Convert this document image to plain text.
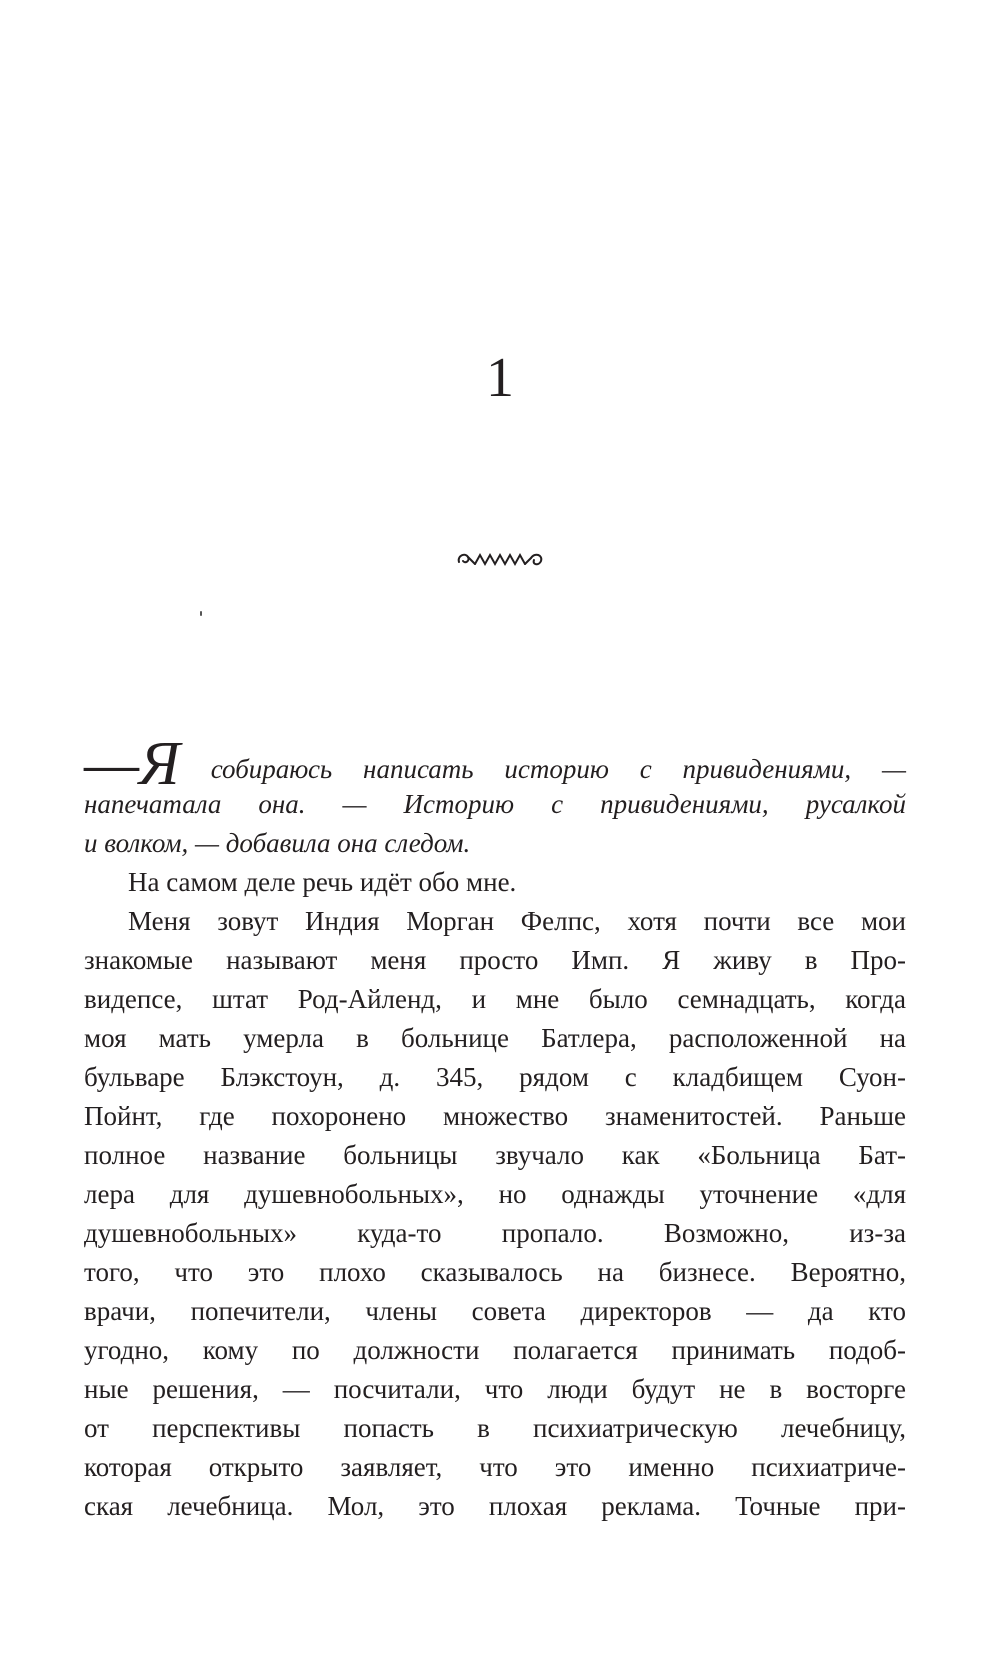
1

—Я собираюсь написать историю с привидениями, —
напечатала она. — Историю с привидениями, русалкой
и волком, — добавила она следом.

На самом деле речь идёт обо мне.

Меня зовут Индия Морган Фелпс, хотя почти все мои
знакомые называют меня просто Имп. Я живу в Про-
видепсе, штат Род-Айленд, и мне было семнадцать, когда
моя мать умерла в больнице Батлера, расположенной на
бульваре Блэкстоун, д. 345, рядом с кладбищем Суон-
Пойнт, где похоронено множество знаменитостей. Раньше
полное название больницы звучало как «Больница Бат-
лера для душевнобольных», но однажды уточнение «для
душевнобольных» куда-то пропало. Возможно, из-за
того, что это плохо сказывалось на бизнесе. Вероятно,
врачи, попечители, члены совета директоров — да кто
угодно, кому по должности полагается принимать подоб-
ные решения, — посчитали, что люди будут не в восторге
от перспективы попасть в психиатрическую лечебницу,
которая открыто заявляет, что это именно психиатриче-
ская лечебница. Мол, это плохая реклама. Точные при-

^^^^^^^^

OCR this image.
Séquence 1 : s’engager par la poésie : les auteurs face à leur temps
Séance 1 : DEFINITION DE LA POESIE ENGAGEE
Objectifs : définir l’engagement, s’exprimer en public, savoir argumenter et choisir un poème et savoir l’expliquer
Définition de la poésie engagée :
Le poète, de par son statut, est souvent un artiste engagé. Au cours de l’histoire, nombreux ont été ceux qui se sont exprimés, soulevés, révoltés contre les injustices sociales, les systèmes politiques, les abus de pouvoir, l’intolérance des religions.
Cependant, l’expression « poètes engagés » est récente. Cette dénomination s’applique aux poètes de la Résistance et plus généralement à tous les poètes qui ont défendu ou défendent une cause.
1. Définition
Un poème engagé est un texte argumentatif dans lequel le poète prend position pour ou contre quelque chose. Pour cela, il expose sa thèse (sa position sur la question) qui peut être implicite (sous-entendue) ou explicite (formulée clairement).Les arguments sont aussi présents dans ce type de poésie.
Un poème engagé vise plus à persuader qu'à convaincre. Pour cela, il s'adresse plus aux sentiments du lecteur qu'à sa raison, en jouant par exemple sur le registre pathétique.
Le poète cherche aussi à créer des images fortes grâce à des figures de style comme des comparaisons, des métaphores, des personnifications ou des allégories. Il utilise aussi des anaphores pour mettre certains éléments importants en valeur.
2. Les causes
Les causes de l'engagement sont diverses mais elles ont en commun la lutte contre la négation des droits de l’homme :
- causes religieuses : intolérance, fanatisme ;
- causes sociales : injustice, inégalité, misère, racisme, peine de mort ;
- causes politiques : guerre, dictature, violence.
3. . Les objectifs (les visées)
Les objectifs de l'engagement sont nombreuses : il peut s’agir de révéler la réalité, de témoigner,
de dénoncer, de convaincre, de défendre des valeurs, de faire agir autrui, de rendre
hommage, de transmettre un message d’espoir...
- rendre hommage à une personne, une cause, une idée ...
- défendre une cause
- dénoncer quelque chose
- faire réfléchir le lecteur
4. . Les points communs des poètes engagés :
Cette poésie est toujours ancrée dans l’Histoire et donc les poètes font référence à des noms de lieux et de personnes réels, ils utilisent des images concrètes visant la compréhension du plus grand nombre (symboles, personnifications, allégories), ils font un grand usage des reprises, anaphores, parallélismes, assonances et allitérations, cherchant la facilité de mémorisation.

^^^^^^^^

PROMPT :: Gather each line of the listing containing the word "sociales" and show it.

COMPLETE ANSWER ::
Le poète, de par son statut, est souvent un artiste engagé. Au cours de l’histoire, nombreux ont été ceux qui se sont exprimés, soulevés, révoltés contre les injustices sociales, les systèmes politiques, les abus de pouvoir, l’intolérance des religions.
- causes sociales : injustice, inégalité, misère, racisme, peine de mort ;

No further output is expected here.